**TASK GOAL**
Please list all lines of the material below in which the string "careers" occurs.

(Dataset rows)
○ ○ ○ ○ ○ ○ ○

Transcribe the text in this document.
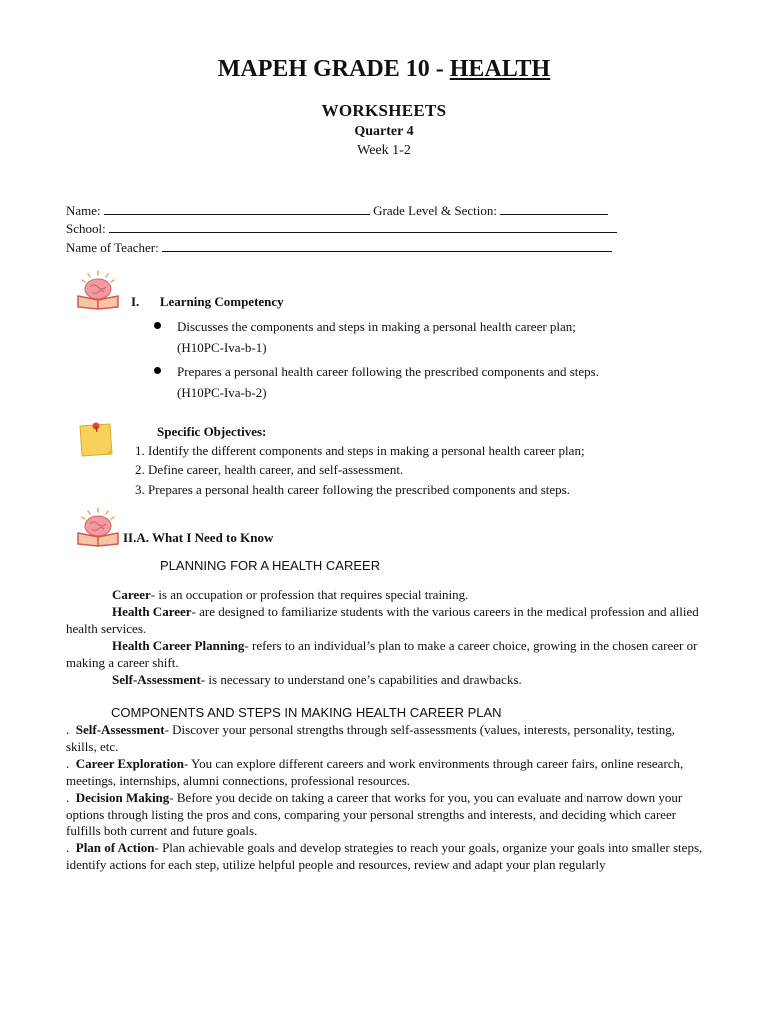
MAPEH GRADE 10 - HEALTH
WORKSHEETS
Quarter 4
Week 1-2
Name:	Grade Level & Section:
School:
Name of Teacher:
I. Learning Competency
Discusses the components and steps in making a personal health career plan;
(H10PC-Iva-b-1)
Prepares a personal health career following the prescribed components and steps.
(H10PC-Iva-b-2)
Specific Objectives:
1. Identify the different components and steps in making a personal health career plan;
2. Define career, health career, and self-assessment.
3. Prepares a personal health career following the prescribed components and steps.
II.A. What I Need to Know
PLANNING FOR A HEALTH CAREER
Career- is an occupation or profession that requires special training.
Health Career- are designed to familiarize students with the various careers in the medical profession and allied health services.
Health Career Planning- refers to an individual’s plan to make a career choice, growing in the chosen career or making a career shift.
Self-Assessment- is necessary to understand one’s capabilities and drawbacks.
COMPONENTS AND STEPS IN MAKING HEALTH CAREER PLAN
. Self-Assessment- Discover your personal strengths through self-assessments (values, interests, personality, testing, skills, etc.
. Career Exploration- You can explore different careers and work environments through career fairs, online research, meetings, internships, alumni connections, professional resources.
. Decision Making- Before you decide on taking a career that works for you, you can evaluate and narrow down your options through listing the pros and cons, comparing your personal strengths and interests, and deciding which career fulfills both current and future goals.
. Plan of Action- Plan achievable goals and develop strategies to reach your goals, organize your goals into smaller steps, identify actions for each step, utilize helpful people and resources, review and adapt your plan regularly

○ ○ ○ ○ ○ ○ ○

**ANSWER TO THIS TASK**
Health Career- are designed to familiarize students with the various careers in the medical profession and allied health services.
. Career Exploration- You can explore different careers and work environments through career fairs, online research, meetings, internships, alumni connections, professional resources.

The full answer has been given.